• GOAL
Find the line containing "What does this", then output it and every line after it through the end of the listing below, exactly as written.

• SUPPLIED RECORDS
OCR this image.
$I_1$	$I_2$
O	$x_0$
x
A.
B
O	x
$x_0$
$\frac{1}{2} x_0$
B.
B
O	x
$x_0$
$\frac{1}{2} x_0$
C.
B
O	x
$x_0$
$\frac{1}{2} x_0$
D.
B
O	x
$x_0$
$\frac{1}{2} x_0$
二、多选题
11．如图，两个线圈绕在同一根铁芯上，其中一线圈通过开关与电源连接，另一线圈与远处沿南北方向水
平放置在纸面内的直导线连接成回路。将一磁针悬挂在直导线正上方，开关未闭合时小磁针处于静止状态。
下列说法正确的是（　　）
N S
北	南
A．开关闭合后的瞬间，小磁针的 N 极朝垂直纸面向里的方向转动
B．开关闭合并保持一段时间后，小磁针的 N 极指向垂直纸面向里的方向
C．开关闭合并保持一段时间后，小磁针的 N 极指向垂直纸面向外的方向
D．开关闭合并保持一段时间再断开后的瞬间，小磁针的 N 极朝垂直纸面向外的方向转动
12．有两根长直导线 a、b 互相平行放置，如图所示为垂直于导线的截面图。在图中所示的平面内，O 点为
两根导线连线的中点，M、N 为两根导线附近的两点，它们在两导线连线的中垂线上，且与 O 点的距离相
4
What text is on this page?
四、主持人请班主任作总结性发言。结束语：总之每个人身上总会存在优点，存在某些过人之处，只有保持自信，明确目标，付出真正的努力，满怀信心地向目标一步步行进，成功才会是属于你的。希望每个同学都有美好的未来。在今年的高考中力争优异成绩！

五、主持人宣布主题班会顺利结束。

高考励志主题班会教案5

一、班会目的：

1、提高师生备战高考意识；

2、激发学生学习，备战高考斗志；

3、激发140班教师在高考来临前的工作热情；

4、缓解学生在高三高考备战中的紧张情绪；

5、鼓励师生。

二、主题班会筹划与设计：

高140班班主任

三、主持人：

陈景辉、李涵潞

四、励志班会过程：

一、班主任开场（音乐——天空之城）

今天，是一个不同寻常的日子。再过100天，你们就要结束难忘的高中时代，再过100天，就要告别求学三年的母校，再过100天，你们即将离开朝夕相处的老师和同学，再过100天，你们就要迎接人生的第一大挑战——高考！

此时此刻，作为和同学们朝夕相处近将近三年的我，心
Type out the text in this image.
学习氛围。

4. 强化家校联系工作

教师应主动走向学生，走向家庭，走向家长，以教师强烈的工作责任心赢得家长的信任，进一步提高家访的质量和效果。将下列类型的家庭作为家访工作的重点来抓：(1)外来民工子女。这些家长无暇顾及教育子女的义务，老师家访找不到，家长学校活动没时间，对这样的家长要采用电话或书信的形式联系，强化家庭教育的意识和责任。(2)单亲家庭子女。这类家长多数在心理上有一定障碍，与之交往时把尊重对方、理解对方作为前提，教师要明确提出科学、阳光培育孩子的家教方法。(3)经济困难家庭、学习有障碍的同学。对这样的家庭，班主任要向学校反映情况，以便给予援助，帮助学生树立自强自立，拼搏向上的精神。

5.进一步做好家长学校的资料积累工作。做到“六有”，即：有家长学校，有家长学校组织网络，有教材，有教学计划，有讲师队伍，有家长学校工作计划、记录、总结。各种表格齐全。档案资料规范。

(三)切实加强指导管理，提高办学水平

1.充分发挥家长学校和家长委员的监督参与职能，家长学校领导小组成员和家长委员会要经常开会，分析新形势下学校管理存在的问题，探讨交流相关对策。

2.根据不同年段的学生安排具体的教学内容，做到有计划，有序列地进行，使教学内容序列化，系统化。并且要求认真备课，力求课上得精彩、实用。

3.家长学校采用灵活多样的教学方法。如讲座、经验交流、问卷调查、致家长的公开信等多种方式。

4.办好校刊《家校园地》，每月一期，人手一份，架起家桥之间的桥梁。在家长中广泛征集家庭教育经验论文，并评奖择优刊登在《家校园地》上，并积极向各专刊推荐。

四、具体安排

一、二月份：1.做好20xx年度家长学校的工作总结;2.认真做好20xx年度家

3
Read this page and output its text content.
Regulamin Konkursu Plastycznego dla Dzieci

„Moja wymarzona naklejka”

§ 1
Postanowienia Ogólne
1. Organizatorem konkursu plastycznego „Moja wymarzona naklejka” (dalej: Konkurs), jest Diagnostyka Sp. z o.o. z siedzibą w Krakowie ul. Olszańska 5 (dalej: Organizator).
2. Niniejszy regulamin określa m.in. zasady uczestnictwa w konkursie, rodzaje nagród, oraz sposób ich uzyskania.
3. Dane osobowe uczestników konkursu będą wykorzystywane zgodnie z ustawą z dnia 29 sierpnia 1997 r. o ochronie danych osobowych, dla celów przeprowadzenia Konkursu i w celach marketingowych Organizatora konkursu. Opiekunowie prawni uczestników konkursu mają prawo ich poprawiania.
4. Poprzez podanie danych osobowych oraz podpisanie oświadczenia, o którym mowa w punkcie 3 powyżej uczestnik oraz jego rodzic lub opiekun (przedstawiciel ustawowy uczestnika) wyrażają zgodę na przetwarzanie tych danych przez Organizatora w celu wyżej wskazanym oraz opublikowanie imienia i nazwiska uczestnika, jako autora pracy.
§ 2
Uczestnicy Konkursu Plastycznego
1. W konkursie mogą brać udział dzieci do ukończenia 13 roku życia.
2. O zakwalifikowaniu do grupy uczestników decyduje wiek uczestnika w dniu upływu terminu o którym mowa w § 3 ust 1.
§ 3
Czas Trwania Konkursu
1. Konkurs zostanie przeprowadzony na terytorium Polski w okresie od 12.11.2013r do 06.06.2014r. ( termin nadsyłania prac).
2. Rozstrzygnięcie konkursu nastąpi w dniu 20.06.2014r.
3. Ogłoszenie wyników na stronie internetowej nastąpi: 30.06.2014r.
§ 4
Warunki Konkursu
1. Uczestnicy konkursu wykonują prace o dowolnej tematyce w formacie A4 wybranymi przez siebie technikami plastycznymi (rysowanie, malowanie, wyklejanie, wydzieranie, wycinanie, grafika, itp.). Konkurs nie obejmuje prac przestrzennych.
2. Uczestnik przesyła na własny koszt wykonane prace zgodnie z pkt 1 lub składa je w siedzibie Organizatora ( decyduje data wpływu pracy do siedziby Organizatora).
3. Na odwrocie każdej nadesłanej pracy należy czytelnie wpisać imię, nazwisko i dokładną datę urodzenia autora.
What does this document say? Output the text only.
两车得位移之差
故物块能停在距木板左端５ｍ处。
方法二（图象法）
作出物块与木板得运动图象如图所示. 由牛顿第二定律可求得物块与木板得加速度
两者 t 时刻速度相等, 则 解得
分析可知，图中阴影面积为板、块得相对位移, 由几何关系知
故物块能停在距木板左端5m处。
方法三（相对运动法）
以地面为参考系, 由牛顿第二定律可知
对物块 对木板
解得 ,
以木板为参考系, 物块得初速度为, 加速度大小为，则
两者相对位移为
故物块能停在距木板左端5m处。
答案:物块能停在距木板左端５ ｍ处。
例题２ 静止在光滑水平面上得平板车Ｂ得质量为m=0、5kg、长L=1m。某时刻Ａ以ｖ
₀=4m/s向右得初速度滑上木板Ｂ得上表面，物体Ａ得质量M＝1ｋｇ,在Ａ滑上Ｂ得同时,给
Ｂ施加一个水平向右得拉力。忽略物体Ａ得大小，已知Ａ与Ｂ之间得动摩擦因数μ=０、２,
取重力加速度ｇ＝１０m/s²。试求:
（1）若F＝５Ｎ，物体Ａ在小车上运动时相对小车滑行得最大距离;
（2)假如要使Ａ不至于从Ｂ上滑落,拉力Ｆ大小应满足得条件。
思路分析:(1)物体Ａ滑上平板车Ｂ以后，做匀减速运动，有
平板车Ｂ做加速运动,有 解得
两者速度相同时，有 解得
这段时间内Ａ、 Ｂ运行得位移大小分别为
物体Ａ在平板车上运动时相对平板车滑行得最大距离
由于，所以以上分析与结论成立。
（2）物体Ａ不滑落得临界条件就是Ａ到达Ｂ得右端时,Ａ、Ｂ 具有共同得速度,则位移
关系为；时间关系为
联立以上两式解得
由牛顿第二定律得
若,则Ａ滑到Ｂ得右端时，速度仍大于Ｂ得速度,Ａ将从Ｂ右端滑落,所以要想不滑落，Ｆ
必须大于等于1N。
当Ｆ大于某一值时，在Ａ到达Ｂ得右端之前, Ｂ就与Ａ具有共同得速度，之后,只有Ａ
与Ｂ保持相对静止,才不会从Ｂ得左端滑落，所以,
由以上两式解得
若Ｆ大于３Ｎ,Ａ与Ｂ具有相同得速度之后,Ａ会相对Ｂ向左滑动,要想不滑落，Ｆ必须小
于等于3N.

• EXERCISE SOLUTION
What does this document say? Output the text only.
两车得位移之差
故物块能停在距木板左端５ｍ处。
方法二（图象法）
作出物块与木板得运动图象如图所示. 由牛顿第二定律可求得物块与木板得加速度
两者 t 时刻速度相等, 则 解得
分析可知，图中阴影面积为板、块得相对位移, 由几何关系知
故物块能停在距木板左端5m处。
方法三（相对运动法）
以地面为参考系, 由牛顿第二定律可知
对物块 对木板
解得 ,
以木板为参考系, 物块得初速度为, 加速度大小为，则
两者相对位移为
故物块能停在距木板左端5m处。
答案:物块能停在距木板左端５ ｍ处。
例题２ 静止在光滑水平面上得平板车Ｂ得质量为m=0、5kg、长L=1m。某时刻Ａ以ｖ
₀=4m/s向右得初速度滑上木板Ｂ得上表面，物体Ａ得质量M＝1ｋｇ,在Ａ滑上Ｂ得同时,给
Ｂ施加一个水平向右得拉力。忽略物体Ａ得大小，已知Ａ与Ｂ之间得动摩擦因数μ=０、２,
取重力加速度ｇ＝１０m/s²。试求:
（1）若F＝５Ｎ，物体Ａ在小车上运动时相对小车滑行得最大距离;
（2)假如要使Ａ不至于从Ｂ上滑落,拉力Ｆ大小应满足得条件。
思路分析:(1)物体Ａ滑上平板车Ｂ以后，做匀减速运动，有
平板车Ｂ做加速运动,有 解得
两者速度相同时，有 解得
这段时间内Ａ、 Ｂ运行得位移大小分别为
物体Ａ在平板车上运动时相对平板车滑行得最大距离
由于，所以以上分析与结论成立。
（2）物体Ａ不滑落得临界条件就是Ａ到达Ｂ得右端时,Ａ、Ｂ 具有共同得速度,则位移
关系为；时间关系为
联立以上两式解得
由牛顿第二定律得
若,则Ａ滑到Ｂ得右端时，速度仍大于Ｂ得速度,Ａ将从Ｂ右端滑落,所以要想不滑落，Ｆ
必须大于等于1N。
当Ｆ大于某一值时，在Ａ到达Ｂ得右端之前, Ｂ就与Ａ具有共同得速度，之后,只有Ａ
与Ｂ保持相对静止,才不会从Ｂ得左端滑落，所以,
由以上两式解得
若Ｆ大于３Ｎ,Ａ与Ｂ具有相同得速度之后,Ａ会相对Ｂ向左滑动,要想不滑落，Ｆ必须小
于等于3N.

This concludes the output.